• Short exercise: Filter the listing below, copying every line in which the word "screenshot" appears.

• Extracted records:
----------------------------------------

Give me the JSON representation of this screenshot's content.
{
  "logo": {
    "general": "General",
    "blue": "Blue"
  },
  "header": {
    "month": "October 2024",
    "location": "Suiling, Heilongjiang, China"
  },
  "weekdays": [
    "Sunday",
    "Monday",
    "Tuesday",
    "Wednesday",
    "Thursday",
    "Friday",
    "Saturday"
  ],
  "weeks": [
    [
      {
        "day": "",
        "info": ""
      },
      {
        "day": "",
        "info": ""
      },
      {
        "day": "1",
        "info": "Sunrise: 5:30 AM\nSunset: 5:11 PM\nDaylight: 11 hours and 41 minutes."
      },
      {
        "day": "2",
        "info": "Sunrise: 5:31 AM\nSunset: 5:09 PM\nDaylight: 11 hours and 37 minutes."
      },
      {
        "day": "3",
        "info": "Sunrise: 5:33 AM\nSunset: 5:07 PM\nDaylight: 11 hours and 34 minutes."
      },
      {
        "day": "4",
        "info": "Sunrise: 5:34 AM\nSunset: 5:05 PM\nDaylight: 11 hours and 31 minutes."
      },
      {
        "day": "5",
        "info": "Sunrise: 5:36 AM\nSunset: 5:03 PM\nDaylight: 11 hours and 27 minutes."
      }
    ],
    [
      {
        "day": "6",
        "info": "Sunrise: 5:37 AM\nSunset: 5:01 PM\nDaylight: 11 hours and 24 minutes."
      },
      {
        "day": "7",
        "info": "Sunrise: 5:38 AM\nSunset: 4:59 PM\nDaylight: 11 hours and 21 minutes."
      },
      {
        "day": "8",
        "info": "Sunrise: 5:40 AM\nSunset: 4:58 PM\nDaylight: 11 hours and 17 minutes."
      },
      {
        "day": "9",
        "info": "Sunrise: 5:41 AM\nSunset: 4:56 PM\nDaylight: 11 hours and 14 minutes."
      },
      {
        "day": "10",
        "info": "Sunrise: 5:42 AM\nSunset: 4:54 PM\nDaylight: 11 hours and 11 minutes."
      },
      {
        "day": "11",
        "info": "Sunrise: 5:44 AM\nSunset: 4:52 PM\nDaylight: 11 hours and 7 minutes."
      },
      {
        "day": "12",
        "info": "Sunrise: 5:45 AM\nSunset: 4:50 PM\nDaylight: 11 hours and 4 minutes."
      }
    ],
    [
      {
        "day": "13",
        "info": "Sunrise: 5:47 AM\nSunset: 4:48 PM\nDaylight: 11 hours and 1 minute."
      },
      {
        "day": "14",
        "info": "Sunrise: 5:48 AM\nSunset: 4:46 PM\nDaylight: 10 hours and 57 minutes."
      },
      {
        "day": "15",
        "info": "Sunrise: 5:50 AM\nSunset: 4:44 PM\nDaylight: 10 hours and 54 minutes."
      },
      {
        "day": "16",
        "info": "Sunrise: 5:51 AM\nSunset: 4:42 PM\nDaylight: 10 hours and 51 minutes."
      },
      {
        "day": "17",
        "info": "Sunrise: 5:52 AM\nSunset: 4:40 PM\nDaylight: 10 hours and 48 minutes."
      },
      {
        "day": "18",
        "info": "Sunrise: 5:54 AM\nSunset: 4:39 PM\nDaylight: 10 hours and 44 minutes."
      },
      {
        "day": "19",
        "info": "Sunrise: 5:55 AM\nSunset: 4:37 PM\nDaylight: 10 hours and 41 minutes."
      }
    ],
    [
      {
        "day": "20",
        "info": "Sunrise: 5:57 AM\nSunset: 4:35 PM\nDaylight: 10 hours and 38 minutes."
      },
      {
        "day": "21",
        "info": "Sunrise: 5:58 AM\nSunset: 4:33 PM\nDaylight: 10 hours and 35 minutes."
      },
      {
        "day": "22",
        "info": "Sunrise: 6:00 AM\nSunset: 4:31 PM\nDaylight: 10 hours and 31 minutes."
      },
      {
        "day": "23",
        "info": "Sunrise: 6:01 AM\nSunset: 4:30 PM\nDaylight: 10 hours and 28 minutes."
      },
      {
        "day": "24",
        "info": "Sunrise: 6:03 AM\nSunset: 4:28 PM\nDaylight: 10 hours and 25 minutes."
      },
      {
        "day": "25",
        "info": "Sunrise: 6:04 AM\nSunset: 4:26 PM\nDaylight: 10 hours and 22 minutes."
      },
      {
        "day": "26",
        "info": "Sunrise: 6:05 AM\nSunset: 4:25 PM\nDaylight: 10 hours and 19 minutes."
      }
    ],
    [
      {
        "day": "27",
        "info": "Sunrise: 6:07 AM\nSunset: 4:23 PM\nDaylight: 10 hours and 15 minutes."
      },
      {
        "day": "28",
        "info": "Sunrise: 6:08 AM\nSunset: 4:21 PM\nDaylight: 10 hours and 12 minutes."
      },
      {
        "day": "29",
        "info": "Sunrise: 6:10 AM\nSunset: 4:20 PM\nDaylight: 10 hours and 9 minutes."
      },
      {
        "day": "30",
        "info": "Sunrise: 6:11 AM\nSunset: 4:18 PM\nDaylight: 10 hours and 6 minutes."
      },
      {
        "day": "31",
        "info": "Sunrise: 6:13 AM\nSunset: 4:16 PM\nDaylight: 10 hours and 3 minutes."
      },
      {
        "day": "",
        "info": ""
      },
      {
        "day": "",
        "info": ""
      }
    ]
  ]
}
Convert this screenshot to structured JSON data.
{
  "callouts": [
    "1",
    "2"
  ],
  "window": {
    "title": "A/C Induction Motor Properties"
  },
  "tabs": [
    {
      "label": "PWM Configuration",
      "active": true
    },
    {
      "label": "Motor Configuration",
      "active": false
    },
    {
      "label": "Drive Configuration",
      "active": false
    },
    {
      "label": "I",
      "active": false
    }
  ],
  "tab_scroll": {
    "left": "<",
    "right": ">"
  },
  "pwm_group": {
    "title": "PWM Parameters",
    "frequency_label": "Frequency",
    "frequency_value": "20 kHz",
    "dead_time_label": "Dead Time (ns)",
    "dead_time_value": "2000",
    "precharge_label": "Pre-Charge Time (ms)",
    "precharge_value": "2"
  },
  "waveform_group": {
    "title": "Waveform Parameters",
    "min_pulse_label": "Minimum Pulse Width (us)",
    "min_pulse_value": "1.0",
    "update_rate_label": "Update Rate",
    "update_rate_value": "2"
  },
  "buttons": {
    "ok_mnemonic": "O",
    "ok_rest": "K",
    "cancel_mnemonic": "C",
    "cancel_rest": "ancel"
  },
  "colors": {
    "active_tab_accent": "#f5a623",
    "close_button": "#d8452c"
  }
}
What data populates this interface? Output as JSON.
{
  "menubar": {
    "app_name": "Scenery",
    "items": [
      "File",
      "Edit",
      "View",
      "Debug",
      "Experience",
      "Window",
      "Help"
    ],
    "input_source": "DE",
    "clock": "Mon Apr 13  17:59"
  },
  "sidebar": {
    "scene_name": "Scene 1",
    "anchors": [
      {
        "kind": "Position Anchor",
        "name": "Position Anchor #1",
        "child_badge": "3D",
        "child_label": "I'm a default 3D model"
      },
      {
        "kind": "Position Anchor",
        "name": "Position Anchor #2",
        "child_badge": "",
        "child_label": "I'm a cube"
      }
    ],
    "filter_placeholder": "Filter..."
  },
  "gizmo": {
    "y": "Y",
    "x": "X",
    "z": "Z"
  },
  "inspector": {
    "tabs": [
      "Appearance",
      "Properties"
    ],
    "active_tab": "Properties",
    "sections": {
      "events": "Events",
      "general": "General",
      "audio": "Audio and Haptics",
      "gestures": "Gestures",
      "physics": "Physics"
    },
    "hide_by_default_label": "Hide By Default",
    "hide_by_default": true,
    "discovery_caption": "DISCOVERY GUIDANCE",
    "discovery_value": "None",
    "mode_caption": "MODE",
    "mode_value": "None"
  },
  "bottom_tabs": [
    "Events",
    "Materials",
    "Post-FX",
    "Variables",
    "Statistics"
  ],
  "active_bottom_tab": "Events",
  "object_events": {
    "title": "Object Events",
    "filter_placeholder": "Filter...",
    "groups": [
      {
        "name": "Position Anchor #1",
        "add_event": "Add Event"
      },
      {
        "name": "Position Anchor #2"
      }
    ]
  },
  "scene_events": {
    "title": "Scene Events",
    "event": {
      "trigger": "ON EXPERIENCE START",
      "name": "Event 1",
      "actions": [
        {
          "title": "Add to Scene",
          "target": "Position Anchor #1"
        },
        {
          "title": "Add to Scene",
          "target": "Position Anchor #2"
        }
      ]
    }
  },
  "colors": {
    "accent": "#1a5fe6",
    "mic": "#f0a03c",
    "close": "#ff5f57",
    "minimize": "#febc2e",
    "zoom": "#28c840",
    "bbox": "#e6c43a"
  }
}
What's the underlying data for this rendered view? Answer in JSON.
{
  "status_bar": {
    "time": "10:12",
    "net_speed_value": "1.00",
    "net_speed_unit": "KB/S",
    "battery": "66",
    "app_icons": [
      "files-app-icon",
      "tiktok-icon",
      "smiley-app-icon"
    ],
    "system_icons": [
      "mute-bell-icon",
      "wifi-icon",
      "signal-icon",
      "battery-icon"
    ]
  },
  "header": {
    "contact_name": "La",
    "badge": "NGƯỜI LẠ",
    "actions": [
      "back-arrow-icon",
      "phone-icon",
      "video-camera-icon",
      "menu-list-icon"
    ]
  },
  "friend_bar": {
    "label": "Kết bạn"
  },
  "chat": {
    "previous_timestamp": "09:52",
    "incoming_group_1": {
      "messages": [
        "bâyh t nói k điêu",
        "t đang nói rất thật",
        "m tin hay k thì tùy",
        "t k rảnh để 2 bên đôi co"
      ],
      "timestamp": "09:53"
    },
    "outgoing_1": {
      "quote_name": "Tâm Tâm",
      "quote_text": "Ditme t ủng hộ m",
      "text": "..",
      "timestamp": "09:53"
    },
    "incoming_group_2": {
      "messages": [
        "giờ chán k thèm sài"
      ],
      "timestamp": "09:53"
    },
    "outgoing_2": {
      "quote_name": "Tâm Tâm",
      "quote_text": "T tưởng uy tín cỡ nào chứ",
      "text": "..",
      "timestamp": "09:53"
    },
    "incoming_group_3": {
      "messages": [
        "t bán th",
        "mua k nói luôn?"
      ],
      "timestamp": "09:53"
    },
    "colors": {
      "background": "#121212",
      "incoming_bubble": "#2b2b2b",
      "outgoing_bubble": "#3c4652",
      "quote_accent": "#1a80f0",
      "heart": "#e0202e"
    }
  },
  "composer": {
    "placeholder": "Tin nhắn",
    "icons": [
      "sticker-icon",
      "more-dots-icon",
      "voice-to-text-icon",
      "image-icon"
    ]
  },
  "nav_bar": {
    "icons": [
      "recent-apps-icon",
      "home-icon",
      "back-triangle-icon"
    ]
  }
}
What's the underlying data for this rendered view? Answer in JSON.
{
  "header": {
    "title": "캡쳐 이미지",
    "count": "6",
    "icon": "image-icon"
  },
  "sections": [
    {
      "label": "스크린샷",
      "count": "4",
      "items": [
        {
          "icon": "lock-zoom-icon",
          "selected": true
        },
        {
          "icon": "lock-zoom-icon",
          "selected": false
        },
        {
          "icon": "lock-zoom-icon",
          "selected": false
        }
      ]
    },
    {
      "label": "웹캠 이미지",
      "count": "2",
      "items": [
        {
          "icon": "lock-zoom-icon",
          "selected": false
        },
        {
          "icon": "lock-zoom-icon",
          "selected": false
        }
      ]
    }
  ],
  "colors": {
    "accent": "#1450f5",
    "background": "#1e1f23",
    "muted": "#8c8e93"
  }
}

----------------------------------------

• Result:
Give me the JSON representation of this screenshot's content.
Convert this screenshot to structured JSON data.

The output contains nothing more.